REQUIRED WORK - Output every line below without omitting or altering anything.

TASK DATA -
********************
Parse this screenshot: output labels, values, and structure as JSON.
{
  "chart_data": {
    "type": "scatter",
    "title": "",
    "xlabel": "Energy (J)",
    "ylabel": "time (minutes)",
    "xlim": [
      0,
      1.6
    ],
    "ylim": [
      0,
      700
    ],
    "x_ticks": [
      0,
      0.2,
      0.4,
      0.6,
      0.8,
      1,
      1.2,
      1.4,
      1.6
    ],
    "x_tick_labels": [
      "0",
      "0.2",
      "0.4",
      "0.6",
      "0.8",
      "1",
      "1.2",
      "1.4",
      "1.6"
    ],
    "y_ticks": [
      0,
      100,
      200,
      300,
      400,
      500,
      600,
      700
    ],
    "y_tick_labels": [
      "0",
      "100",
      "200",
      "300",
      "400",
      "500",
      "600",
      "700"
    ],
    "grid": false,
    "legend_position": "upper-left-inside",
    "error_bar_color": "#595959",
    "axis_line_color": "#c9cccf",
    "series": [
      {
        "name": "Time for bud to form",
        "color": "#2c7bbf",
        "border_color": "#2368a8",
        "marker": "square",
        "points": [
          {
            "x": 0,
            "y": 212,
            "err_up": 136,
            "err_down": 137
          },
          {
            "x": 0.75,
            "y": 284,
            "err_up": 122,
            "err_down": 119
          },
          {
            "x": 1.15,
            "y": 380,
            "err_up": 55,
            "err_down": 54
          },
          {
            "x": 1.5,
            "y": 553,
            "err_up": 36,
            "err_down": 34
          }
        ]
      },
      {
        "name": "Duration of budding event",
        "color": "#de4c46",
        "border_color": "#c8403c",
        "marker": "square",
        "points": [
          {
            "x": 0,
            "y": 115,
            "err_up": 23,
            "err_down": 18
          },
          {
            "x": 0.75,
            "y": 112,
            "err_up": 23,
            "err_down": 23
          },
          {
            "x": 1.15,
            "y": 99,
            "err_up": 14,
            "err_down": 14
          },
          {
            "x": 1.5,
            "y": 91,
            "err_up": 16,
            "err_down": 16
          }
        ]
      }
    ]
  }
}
********************
EXERCISE ANSWER -
Parse this screenshot: output labels, values, and structure as JSON.
{
  "chart_data": {
    "type": "scatter",
    "title": "",
    "xlabel": "Energy (J)",
    "ylabel": "time (minutes)",
    "xlim": [
      0,
      1.6
    ],
    "ylim": [
      0,
      700
    ],
    "x_ticks": [
      0,
      0.2,
      0.4,
      0.6,
      0.8,
      1,
      1.2,
      1.4,
      1.6
    ],
    "x_tick_labels": [
      "0",
      "0.2",
      "0.4",
      "0.6",
      "0.8",
      "1",
      "1.2",
      "1.4",
      "1.6"
    ],
    "y_ticks": [
      0,
      100,
      200,
      300,
      400,
      500,
      600,
      700
    ],
    "y_tick_labels": [
      "0",
      "100",
      "200",
      "300",
      "400",
      "500",
      "600",
      "700"
    ],
    "grid": false,
    "legend_position": "upper-left-inside",
    "error_bar_color": "#595959",
    "axis_line_color": "#c9cccf",
    "series": [
      {
        "name": "Time for bud to form",
        "color": "#2c7bbf",
        "border_color": "#2368a8",
        "marker": "square",
        "points": [
          {
            "x": 0,
            "y": 212,
            "err_up": 136,
            "err_down": 137
          },
          {
            "x": 0.75,
            "y": 284,
            "err_up": 122,
            "err_down": 119
          },
          {
            "x": 1.15,
            "y": 380,
            "err_up": 55,
            "err_down": 54
          },
          {
            "x": 1.5,
            "y": 553,
            "err_up": 36,
            "err_down": 34
          }
        ]
      },
      {
        "name": "Duration of budding event",
        "color": "#de4c46",
        "border_color": "#c8403c",
        "marker": "square",
        "points": [
          {
            "x": 0,
            "y": 115,
            "err_up": 23,
            "err_down": 18
          },
          {
            "x": 0.75,
            "y": 112,
            "err_up": 23,
            "err_down": 23
          },
          {
            "x": 1.15,
            "y": 99,
            "err_up": 14,
            "err_down": 14
          },
          {
            "x": 1.5,
            "y": 91,
            "err_up": 16,
            "err_down": 16
          }
        ]
      }
    ]
  }
}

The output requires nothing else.